Saved entries:
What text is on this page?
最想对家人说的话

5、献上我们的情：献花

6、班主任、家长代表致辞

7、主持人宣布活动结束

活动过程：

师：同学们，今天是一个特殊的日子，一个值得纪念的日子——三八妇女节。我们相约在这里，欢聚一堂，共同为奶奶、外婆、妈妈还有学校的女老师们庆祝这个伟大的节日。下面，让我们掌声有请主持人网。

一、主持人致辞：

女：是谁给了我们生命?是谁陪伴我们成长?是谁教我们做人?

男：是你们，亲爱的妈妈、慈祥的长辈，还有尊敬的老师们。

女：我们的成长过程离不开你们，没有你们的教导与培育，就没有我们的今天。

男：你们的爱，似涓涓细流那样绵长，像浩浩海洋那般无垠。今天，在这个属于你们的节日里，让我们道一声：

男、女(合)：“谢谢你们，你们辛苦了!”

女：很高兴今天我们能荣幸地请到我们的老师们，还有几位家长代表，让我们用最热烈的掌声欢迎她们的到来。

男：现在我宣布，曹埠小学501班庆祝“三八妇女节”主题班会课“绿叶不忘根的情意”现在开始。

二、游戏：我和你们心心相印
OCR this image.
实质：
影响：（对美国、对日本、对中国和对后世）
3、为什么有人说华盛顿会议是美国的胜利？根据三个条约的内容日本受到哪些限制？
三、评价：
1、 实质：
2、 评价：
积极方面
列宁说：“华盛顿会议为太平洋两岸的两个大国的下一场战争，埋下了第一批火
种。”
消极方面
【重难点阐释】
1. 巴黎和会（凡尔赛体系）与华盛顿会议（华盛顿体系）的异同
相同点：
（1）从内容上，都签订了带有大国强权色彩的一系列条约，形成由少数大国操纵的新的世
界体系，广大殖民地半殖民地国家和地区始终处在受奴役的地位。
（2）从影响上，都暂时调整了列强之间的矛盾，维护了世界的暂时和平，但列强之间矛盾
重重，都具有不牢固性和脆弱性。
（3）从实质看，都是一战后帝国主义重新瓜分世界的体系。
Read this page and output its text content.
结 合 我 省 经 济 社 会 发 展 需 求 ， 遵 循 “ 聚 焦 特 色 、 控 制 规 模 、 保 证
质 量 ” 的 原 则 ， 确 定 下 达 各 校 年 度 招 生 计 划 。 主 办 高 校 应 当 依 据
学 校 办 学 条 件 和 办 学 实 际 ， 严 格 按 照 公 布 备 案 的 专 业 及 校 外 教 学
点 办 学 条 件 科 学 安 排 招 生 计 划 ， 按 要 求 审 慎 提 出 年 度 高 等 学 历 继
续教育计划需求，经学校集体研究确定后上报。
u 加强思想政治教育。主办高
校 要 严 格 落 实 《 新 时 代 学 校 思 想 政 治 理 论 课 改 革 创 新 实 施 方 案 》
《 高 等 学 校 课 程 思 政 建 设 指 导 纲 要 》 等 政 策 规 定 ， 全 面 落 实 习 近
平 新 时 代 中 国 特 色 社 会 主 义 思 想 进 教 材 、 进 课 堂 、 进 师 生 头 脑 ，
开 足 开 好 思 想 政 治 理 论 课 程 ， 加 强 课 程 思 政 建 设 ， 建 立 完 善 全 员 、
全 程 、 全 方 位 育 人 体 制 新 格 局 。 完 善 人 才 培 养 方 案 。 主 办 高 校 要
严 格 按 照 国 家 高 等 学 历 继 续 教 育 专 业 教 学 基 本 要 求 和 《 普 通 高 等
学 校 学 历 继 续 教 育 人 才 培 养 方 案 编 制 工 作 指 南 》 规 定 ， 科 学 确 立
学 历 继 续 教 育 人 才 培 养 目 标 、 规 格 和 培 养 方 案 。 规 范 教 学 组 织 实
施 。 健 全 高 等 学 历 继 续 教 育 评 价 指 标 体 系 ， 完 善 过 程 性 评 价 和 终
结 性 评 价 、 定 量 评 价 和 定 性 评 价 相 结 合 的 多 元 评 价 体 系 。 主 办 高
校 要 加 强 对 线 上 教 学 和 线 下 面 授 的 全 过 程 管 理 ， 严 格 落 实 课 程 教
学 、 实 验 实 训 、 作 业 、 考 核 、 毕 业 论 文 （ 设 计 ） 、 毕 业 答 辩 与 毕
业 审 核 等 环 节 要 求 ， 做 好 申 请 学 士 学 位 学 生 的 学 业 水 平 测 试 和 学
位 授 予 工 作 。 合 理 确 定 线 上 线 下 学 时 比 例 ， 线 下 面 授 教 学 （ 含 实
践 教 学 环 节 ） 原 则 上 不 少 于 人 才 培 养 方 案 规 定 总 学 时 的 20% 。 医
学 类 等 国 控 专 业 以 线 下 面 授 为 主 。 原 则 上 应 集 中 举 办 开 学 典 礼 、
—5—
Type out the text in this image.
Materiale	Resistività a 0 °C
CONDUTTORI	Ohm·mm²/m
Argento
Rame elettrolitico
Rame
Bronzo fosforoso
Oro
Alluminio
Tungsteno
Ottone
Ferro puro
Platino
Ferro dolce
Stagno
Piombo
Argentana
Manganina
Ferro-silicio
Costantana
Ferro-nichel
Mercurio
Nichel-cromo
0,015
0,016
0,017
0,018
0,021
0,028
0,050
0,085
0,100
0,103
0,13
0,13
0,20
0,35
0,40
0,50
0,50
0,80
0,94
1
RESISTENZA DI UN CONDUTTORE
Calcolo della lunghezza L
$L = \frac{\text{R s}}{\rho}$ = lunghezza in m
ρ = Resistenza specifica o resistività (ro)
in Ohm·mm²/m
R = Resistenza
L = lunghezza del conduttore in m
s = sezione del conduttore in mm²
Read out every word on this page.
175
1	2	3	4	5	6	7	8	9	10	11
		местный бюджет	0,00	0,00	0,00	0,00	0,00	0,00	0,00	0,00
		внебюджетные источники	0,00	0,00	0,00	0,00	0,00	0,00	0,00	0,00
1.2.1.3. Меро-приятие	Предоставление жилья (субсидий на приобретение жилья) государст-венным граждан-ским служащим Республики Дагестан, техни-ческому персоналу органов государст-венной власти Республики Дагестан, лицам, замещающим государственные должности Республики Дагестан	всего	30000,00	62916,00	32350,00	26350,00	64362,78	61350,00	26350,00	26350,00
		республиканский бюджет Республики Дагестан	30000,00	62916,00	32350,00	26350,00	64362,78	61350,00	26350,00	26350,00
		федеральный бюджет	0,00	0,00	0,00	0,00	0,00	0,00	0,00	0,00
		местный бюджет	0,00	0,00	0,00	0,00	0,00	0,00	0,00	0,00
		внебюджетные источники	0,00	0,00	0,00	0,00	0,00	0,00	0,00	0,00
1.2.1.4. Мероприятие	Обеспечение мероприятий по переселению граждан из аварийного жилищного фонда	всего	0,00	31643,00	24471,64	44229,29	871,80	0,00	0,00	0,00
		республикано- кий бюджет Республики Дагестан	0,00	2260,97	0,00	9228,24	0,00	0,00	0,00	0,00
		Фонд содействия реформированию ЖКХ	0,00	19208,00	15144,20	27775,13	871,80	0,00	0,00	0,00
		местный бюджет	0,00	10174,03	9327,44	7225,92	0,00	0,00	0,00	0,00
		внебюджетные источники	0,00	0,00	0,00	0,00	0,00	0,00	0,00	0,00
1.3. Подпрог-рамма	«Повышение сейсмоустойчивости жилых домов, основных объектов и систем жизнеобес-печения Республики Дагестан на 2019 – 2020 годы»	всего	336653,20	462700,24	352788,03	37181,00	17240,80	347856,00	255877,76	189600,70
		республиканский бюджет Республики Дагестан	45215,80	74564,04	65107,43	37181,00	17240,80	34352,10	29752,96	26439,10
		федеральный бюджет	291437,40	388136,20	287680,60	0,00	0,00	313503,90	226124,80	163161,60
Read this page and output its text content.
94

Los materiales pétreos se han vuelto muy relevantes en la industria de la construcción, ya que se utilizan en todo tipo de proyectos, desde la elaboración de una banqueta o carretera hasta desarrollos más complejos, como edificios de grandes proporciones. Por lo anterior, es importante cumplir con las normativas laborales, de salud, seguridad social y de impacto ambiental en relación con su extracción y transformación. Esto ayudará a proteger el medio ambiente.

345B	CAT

• Aim of the exercise
Where a line above contains the word "Ferro", copy that line.

• Output of the task
Ferro puro
Ferro dolce
Ferro-silicio
Ferro-nichel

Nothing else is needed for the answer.